What the task asks
Return every line of the records below verbatim, with no pictures in the copy.

Extracted data
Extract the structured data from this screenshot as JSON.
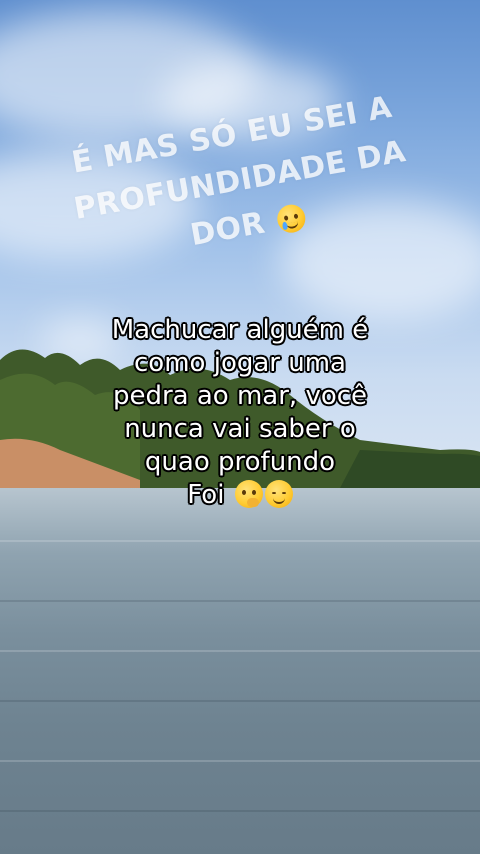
{
  "overlay": {
    "line1": "É MAS SÓ EU SEI A",
    "line2": "PROFUNDIDADE DA",
    "line3": "DOR",
    "emoji": "crying-face"
  },
  "caption": {
    "lines": [
      "Machucar alguém é",
      "como jogar uma",
      "pedra ao mar, você",
      "nunca vai saber o",
      "quao profundo",
      "Foi"
    ],
    "emojis": [
      "thinking-face",
      "relieved-face"
    ]
  }
}
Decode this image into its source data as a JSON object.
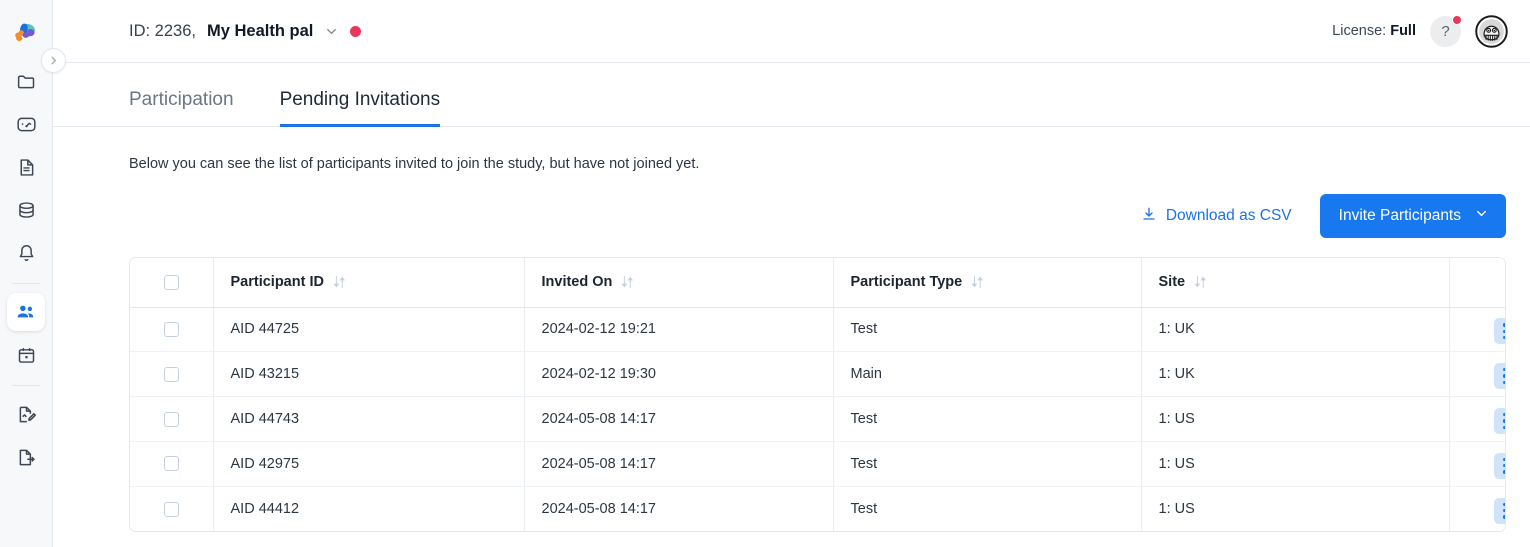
{
  "header": {
    "logo_icon": "brain-puzzle-logo",
    "study_id_label": "ID: 2236,",
    "study_name": "My Health pal",
    "dropdown_icon": "chevron-down-icon",
    "status_dot_color": "#e8365d",
    "license_label": "License:",
    "license_value": "Full",
    "help_label": "?",
    "avatar_alt": "user-avatar"
  },
  "sidebar": {
    "collapse_icon": "chevron-right-icon",
    "items": [
      {
        "name": "folder",
        "active": false
      },
      {
        "name": "dashboard-gauge",
        "active": false
      },
      {
        "name": "document",
        "active": false
      },
      {
        "name": "database",
        "active": false
      },
      {
        "name": "bell",
        "active": false
      },
      {
        "name": "people",
        "active": true
      },
      {
        "name": "calendar",
        "active": false
      },
      {
        "name": "document-edit",
        "active": false
      },
      {
        "name": "document-export",
        "active": false
      }
    ]
  },
  "tabs": [
    {
      "label": "Participation",
      "active": false
    },
    {
      "label": "Pending Invitations",
      "active": true
    }
  ],
  "main": {
    "description": "Below you can see the list of participants invited to join the study, but have not joined yet.",
    "download_csv_label": "Download as CSV",
    "download_icon": "download-icon",
    "invite_button_label": "Invite Participants",
    "invite_chevron_icon": "chevron-down-icon",
    "accent_color": "#1878f0",
    "link_color": "#1a73e8"
  },
  "table": {
    "columns": [
      {
        "key": "select",
        "label": ""
      },
      {
        "key": "participant_id",
        "label": "Participant ID",
        "sortable": true
      },
      {
        "key": "invited_on",
        "label": "Invited On",
        "sortable": true
      },
      {
        "key": "participant_type",
        "label": "Participant Type",
        "sortable": true
      },
      {
        "key": "site",
        "label": "Site",
        "sortable": true
      },
      {
        "key": "actions",
        "label": ""
      }
    ],
    "select_all_checked": false,
    "rows": [
      {
        "participant_id": "AID 44725",
        "invited_on": "2024-02-12 19:21",
        "participant_type": "Test",
        "site": "1: UK",
        "checked": false
      },
      {
        "participant_id": "AID 43215",
        "invited_on": "2024-02-12 19:30",
        "participant_type": "Main",
        "site": "1: UK",
        "checked": false
      },
      {
        "participant_id": "AID 44743",
        "invited_on": "2024-05-08 14:17",
        "participant_type": "Test",
        "site": "1: US",
        "checked": false
      },
      {
        "participant_id": "AID 42975",
        "invited_on": "2024-05-08 14:17",
        "participant_type": "Test",
        "site": "1: US",
        "checked": false
      },
      {
        "participant_id": "AID 44412",
        "invited_on": "2024-05-08 14:17",
        "participant_type": "Test",
        "site": "1: US",
        "checked": false
      }
    ],
    "row_menu_icon": "kebab-menu-icon"
  }
}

Written answer
Extract the structured data from this screenshot as JSON.
{
  "overlay": {
    "line1": "É MAS SÓ EU SEI A",
    "line2": "PROFUNDIDADE DA",
    "line3": "DOR",
    "emoji": "crying-face"
  },
  "caption": {
    "lines": [
      "Machucar alguém é",
      "como jogar uma",
      "pedra ao mar, você",
      "nunca vai saber o",
      "quao profundo",
      "Foi"
    ],
    "emojis": [
      "thinking-face",
      "relieved-face"
    ]
  }
}
Decode this image into its source data as a JSON object.
{
  "header": {
    "logo_icon": "brain-puzzle-logo",
    "study_id_label": "ID: 2236,",
    "study_name": "My Health pal",
    "dropdown_icon": "chevron-down-icon",
    "status_dot_color": "#e8365d",
    "license_label": "License:",
    "license_value": "Full",
    "help_label": "?",
    "avatar_alt": "user-avatar"
  },
  "sidebar": {
    "collapse_icon": "chevron-right-icon",
    "items": [
      {
        "name": "folder",
        "active": false
      },
      {
        "name": "dashboard-gauge",
        "active": false
      },
      {
        "name": "document",
        "active": false
      },
      {
        "name": "database",
        "active": false
      },
      {
        "name": "bell",
        "active": false
      },
      {
        "name": "people",
        "active": true
      },
      {
        "name": "calendar",
        "active": false
      },
      {
        "name": "document-edit",
        "active": false
      },
      {
        "name": "document-export",
        "active": false
      }
    ]
  },
  "tabs": [
    {
      "label": "Participation",
      "active": false
    },
    {
      "label": "Pending Invitations",
      "active": true
    }
  ],
  "main": {
    "description": "Below you can see the list of participants invited to join the study, but have not joined yet.",
    "download_csv_label": "Download as CSV",
    "download_icon": "download-icon",
    "invite_button_label": "Invite Participants",
    "invite_chevron_icon": "chevron-down-icon",
    "accent_color": "#1878f0",
    "link_color": "#1a73e8"
  },
  "table": {
    "columns": [
      {
        "key": "select",
        "label": ""
      },
      {
        "key": "participant_id",
        "label": "Participant ID",
        "sortable": true
      },
      {
        "key": "invited_on",
        "label": "Invited On",
        "sortable": true
      },
      {
        "key": "participant_type",
        "label": "Participant Type",
        "sortable": true
      },
      {
        "key": "site",
        "label": "Site",
        "sortable": true
      },
      {
        "key": "actions",
        "label": ""
      }
    ],
    "select_all_checked": false,
    "rows": [
      {
        "participant_id": "AID 44725",
        "invited_on": "2024-02-12 19:21",
        "participant_type": "Test",
        "site": "1: UK",
        "checked": false
      },
      {
        "participant_id": "AID 43215",
        "invited_on": "2024-02-12 19:30",
        "participant_type": "Main",
        "site": "1: UK",
        "checked": false
      },
      {
        "participant_id": "AID 44743",
        "invited_on": "2024-05-08 14:17",
        "participant_type": "Test",
        "site": "1: US",
        "checked": false
      },
      {
        "participant_id": "AID 42975",
        "invited_on": "2024-05-08 14:17",
        "participant_type": "Test",
        "site": "1: US",
        "checked": false
      },
      {
        "participant_id": "AID 44412",
        "invited_on": "2024-05-08 14:17",
        "participant_type": "Test",
        "site": "1: US",
        "checked": false
      }
    ],
    "row_menu_icon": "kebab-menu-icon"
  }
}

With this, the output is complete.